| INSTRUCTIONS FOR THE TASK |
Which label is attached to the GitHub issue on B-frame support?

== PAGE EXCERPT ==

Skip to content
New issue

Have a question about this project? Sign up for a free GitHub account to open an issue and contact its maintainers and the community.

By clicking “Sign up for GitHub”, you agree to our terms of service and privacy statement. We’ll occasionally send you account related emails.

Already on GitHub? Sign in to your account

Support for B-frames in decode order #61

Open
fkaa opened this issue Jun 24, 2022 · 6 comments
Open

Support for B-frames in decode order #61

fkaa opened this issue Jun 24, 2022 · 6 comments
Labels
interop interoperability problem with another (often broken) RTSP implementation

Comments

@fkaa
Copy link

fkaa commented Jun 24, 2022

I have a IP camera that supports B-frames. Running the client example doesn't seem to support non-monotonic timestamps:

.\target\debug\examples\client.exe client mp4 test.mp4 --url "rtsp://172.25.127.123"
I20220624 13:08:23.257 main client::mp4] Using h264 video stream
I20220624 13:08:23.260 main client::mp4] No suitable audio stream found
W20220624 13:08:23.260 main retina::client] Connecting via TCP to known-broken RTSP server "GStreamer". See <https://github.com/scottlamb/retina/issues/17>. Consider using UDP instead!
3433148934 (mod-2^32: 3433148934), npt 0.000: 20801-byte video frame
I20220624 13:08:23.391 main client::mp4] new video params: VideoParameters { rfc6381_codec: "avc1.640033", pixel_dimensions: (2688, 1512), pixel_aspect_ratio: None, frame_rate: Some((540000, 27000000)), extra_data: Length: 42 (0x2a) bytes
0000:   01 64 00 33  ff e1 00 1b  67 64 00 33  ad 00 c5 30   .d.3....gd.3...0
0010:   0a 80 2f fe  59 b8 08 08  0d 28 00 20  f5 80 0c df   ../.Y....(. ....
0020:   e6 00 20 01  00 04 68 ee  3c b0                      .. ...h.<. }
3433156134 (mod-2^32: 3433156134), npt 0.080: 130-byte video frame
E20220624 13:08:23.570 main client] Fatal: Timestamp jumped -5400 (-0.060 sec) from 3433156134 to 3433150734 (mod-2^32: 3433150734), npt 0.020; policy is to allow 0..10 sec only

conn: 172.25.127.122:64589(me)->172.25.127.123:554@2022-06-24T13:08:23
stream: TCP, interleaved channel ids 0-1
ssrc: 8e3abf51
seq: 00002164
pkt: 23059@2022-06-24T13:08:23

Not sure what the warning about TCP is about

@scottlamb
Copy link
Owner

scottlamb commented Jun 24, 2022

I have a IP camera that supports B-frames.

===
== EXCERPTED RECORDS ==

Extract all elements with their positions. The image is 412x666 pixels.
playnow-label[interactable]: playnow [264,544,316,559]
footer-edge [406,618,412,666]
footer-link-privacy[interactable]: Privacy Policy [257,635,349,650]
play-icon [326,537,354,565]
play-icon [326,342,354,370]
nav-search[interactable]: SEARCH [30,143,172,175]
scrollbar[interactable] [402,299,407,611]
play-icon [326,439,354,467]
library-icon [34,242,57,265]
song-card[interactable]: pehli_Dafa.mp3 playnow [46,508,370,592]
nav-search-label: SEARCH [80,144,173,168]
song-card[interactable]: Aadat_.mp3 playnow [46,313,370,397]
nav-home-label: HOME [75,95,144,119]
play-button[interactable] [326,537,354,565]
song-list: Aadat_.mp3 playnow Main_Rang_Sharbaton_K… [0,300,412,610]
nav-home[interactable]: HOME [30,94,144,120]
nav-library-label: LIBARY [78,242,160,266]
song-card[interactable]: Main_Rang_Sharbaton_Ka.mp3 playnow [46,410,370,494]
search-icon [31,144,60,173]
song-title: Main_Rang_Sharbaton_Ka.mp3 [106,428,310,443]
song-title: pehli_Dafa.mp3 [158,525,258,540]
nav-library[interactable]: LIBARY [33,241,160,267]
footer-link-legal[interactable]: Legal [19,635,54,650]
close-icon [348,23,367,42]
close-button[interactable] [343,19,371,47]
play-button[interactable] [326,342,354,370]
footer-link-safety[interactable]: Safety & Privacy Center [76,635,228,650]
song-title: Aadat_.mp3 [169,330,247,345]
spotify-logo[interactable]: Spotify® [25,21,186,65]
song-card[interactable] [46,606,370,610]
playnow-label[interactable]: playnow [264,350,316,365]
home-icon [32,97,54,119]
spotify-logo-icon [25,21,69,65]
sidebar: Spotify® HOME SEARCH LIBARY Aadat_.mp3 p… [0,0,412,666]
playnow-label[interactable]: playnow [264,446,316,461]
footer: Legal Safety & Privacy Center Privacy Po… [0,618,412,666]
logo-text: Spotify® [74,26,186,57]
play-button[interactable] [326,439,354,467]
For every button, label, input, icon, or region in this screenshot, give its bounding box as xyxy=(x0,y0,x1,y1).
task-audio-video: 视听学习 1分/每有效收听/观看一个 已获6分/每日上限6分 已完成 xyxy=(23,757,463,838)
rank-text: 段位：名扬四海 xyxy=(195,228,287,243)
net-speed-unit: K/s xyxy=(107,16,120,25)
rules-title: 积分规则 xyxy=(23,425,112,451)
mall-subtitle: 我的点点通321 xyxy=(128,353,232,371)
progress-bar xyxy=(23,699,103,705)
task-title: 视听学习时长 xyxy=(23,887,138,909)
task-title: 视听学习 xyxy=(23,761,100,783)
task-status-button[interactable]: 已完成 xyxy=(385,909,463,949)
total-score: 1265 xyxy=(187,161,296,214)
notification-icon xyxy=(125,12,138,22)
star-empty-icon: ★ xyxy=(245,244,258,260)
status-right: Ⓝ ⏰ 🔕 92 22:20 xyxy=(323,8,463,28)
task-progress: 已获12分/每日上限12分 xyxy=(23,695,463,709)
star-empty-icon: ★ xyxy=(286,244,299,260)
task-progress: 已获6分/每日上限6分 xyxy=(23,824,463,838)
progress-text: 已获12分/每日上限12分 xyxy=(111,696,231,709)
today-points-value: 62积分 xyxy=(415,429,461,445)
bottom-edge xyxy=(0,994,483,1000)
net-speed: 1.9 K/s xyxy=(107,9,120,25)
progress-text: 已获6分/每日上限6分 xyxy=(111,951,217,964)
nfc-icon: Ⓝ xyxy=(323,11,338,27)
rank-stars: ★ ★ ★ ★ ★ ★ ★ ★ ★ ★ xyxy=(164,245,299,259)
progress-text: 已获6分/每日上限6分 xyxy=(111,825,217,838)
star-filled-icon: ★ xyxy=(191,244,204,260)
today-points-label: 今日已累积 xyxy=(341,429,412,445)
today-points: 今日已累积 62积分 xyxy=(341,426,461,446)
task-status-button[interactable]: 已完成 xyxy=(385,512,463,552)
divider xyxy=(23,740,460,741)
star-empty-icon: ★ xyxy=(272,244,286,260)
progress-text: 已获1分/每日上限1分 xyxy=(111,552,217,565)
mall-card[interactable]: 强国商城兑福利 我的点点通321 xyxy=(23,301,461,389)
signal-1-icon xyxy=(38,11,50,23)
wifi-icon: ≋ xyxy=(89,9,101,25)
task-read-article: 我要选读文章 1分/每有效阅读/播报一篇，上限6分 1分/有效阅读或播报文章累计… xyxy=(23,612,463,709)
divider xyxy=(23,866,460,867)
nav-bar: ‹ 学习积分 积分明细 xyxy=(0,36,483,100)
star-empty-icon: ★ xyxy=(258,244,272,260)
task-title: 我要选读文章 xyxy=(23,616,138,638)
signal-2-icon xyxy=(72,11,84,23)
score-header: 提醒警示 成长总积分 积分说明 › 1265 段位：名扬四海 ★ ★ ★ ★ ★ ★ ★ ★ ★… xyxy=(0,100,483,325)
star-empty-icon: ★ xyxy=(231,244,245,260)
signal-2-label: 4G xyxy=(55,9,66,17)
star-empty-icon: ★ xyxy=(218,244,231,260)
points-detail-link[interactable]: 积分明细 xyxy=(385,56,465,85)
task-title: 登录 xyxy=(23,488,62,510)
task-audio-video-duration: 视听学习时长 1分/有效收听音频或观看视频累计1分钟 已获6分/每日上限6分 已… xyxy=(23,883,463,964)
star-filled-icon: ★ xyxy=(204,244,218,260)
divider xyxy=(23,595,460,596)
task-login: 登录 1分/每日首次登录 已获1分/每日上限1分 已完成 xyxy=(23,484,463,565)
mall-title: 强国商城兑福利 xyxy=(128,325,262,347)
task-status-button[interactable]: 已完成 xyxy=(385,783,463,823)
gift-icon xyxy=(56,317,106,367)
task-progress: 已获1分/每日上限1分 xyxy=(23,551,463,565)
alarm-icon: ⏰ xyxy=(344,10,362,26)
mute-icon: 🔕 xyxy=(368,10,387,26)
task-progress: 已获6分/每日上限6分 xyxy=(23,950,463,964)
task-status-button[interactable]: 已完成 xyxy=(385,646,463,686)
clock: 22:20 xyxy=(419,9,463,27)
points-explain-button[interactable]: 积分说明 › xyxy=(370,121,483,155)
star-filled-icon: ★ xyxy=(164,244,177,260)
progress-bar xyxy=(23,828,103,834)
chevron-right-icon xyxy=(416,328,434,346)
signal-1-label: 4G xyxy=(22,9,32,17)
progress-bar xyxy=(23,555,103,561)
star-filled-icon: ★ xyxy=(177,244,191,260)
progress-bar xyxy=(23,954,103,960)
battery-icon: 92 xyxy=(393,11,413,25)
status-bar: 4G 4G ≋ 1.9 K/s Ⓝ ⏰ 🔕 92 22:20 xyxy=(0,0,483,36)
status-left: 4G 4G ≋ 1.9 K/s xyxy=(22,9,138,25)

===

| TASK RESULT |
interop